◆ INSTRUCTIONS FOR THE TASK
Your task is to filter the data below down to the lines holding "Share".

Records excerpted from a collection
______

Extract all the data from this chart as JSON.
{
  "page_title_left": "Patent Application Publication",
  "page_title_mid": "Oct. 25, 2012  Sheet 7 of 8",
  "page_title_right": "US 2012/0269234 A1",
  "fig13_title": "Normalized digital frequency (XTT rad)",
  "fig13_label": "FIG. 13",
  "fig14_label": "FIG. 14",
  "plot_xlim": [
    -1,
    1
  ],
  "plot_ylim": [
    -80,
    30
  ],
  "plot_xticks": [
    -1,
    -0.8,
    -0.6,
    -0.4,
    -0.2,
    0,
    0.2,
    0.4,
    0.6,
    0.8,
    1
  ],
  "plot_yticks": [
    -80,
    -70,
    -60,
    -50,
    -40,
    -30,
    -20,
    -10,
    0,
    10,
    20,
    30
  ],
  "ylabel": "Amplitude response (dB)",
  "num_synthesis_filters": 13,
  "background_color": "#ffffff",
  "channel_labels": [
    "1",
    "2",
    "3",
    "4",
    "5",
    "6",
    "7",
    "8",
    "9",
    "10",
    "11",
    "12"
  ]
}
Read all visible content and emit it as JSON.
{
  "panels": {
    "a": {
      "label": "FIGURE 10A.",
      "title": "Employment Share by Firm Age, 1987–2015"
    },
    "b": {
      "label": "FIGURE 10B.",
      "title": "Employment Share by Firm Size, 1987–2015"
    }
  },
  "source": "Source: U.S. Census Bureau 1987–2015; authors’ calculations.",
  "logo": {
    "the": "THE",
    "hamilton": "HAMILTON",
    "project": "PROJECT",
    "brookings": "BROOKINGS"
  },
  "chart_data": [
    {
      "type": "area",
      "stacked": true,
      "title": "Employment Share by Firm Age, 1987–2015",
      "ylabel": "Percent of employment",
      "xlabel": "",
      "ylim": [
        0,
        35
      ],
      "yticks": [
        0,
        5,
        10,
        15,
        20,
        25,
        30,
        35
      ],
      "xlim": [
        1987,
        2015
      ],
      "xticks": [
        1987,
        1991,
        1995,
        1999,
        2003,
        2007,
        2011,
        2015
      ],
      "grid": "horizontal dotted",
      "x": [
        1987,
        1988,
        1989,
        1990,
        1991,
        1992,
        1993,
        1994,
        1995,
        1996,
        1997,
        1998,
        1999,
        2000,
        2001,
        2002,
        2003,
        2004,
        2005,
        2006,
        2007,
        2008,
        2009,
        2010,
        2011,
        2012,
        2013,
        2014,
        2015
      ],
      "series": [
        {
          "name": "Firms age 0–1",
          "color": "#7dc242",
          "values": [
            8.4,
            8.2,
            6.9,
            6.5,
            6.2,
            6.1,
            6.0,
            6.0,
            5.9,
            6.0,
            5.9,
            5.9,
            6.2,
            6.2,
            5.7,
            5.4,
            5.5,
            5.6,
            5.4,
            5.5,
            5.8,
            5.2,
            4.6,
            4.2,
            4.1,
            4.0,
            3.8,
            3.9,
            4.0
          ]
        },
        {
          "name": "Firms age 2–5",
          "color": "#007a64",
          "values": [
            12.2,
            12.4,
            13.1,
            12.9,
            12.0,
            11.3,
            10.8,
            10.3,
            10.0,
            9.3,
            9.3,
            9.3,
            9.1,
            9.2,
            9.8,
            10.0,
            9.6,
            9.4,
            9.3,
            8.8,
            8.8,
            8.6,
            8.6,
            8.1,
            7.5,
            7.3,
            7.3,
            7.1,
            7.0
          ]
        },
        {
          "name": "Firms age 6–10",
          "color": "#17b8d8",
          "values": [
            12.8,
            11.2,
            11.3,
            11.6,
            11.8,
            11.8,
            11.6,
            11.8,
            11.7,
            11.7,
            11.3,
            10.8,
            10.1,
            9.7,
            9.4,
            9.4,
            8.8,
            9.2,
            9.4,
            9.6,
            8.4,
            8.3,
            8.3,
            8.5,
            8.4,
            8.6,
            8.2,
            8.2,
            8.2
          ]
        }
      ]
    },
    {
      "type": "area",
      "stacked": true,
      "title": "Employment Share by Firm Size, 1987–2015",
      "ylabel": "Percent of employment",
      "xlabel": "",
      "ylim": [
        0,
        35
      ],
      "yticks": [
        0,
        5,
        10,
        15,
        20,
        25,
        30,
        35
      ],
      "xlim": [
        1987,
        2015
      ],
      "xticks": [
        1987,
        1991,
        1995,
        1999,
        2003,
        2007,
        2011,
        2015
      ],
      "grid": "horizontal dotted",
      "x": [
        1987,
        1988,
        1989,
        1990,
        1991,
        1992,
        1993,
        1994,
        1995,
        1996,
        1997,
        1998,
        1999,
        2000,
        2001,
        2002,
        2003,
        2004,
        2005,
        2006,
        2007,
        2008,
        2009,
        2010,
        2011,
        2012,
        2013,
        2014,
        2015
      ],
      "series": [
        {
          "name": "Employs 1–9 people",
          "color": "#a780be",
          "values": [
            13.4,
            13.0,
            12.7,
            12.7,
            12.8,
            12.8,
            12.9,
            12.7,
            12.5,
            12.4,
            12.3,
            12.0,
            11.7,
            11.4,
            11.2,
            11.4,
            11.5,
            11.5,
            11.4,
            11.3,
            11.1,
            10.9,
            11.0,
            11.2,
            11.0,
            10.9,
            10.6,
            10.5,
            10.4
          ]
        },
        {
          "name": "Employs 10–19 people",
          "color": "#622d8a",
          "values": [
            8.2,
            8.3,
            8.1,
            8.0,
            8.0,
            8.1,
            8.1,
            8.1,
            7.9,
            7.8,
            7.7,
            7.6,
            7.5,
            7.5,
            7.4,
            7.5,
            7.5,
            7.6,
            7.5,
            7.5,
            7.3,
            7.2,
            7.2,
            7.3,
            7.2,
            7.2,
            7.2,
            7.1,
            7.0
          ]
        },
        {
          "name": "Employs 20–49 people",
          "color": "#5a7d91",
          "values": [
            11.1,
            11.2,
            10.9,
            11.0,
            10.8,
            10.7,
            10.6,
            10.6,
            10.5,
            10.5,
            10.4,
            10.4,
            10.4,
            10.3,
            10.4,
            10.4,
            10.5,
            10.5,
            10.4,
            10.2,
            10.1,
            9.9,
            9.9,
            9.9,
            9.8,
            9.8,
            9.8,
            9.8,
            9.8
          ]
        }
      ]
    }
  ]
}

______

◆ OUTPUT FOR THIS TASK
      "title": "Employment Share by Firm Age, 1987–2015"
      "title": "Employment Share by Firm Size, 1987–2015"
      "title": "Employment Share by Firm Age, 1987–2015",
      "title": "Employment Share by Firm Size, 1987–2015",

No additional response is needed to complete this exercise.